● Request: Extract every record, keeping each one exactly as it is.

● Records from a data source:
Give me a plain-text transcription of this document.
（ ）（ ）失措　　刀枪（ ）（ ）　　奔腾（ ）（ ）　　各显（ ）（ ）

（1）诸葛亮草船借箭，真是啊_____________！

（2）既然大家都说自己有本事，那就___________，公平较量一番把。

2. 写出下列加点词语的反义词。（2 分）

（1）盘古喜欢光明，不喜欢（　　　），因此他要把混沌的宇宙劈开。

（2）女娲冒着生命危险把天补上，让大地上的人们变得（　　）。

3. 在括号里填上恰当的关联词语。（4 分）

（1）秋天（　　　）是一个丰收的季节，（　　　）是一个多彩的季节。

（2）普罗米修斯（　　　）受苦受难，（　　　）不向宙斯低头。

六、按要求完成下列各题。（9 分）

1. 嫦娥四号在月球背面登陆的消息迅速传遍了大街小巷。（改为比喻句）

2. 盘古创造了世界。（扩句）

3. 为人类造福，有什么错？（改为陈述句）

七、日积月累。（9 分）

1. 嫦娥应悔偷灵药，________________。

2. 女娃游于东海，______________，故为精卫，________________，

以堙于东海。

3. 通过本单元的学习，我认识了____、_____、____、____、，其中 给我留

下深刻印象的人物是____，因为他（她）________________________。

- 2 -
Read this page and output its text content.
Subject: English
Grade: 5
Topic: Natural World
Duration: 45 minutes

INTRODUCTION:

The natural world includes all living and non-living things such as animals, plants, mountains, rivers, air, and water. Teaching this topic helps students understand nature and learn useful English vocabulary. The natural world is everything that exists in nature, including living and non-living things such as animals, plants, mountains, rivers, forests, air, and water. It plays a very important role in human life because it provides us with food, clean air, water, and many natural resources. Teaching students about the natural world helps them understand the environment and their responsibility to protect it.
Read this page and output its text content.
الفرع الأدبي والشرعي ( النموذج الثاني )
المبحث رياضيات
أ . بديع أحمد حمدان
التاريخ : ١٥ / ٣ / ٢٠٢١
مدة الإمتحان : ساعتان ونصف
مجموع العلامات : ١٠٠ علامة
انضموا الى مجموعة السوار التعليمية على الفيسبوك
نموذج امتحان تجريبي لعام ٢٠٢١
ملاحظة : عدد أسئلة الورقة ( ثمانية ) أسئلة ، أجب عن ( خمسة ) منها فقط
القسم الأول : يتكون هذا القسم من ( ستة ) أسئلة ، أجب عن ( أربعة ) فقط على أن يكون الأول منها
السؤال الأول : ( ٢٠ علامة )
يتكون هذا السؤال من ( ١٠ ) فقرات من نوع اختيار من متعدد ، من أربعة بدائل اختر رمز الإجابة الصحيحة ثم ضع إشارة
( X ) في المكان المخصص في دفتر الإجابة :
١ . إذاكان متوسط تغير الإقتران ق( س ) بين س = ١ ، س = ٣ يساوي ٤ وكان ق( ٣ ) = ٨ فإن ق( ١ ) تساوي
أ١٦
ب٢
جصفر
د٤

● Task answer:
Give me a plain-text transcription of this document.
（ ）（ ）失措　　刀枪（ ）（ ）　　奔腾（ ）（ ）　　各显（ ）（ ）

（1）诸葛亮草船借箭，真是啊_____________！

（2）既然大家都说自己有本事，那就___________，公平较量一番把。

2. 写出下列加点词语的反义词。（2 分）

（1）盘古喜欢光明，不喜欢（　　　），因此他要把混沌的宇宙劈开。

（2）女娲冒着生命危险把天补上，让大地上的人们变得（　　）。

3. 在括号里填上恰当的关联词语。（4 分）

（1）秋天（　　　）是一个丰收的季节，（　　　）是一个多彩的季节。

（2）普罗米修斯（　　　）受苦受难，（　　　）不向宙斯低头。

六、按要求完成下列各题。（9 分）

1. 嫦娥四号在月球背面登陆的消息迅速传遍了大街小巷。（改为比喻句）

2. 盘古创造了世界。（扩句）

3. 为人类造福，有什么错？（改为陈述句）

七、日积月累。（9 分）

1. 嫦娥应悔偷灵药，________________。

2. 女娃游于东海，______________，故为精卫，________________，

以堙于东海。

3. 通过本单元的学习，我认识了____、_____、____、____、，其中 给我留

下深刻印象的人物是____，因为他（她）________________________。

- 2 -
Read this page and output its text content.
Subject: English
Grade: 5
Topic: Natural World
Duration: 45 minutes

INTRODUCTION:

The natural world includes all living and non-living things such as animals, plants, mountains, rivers, air, and water. Teaching this topic helps students understand nature and learn useful English vocabulary. The natural world is everything that exists in nature, including living and non-living things such as animals, plants, mountains, rivers, forests, air, and water. It plays a very important role in human life because it provides us with food, clean air, water, and many natural resources. Teaching students about the natural world helps them understand the environment and their responsibility to protect it.
Read this page and output its text content.
الفرع الأدبي والشرعي ( النموذج الثاني )
المبحث رياضيات
أ . بديع أحمد حمدان
التاريخ : ١٥ / ٣ / ٢٠٢١
مدة الإمتحان : ساعتان ونصف
مجموع العلامات : ١٠٠ علامة
انضموا الى مجموعة السوار التعليمية على الفيسبوك
نموذج امتحان تجريبي لعام ٢٠٢١
ملاحظة : عدد أسئلة الورقة ( ثمانية ) أسئلة ، أجب عن ( خمسة ) منها فقط
القسم الأول : يتكون هذا القسم من ( ستة ) أسئلة ، أجب عن ( أربعة ) فقط على أن يكون الأول منها
السؤال الأول : ( ٢٠ علامة )
يتكون هذا السؤال من ( ١٠ ) فقرات من نوع اختيار من متعدد ، من أربعة بدائل اختر رمز الإجابة الصحيحة ثم ضع إشارة
( X ) في المكان المخصص في دفتر الإجابة :
١ . إذاكان متوسط تغير الإقتران ق( س ) بين س = ١ ، س = ٣ يساوي ٤ وكان ق( ٣ ) = ٨ فإن ق( ١ ) تساوي
أ١٦
ب٢
جصفر
د٤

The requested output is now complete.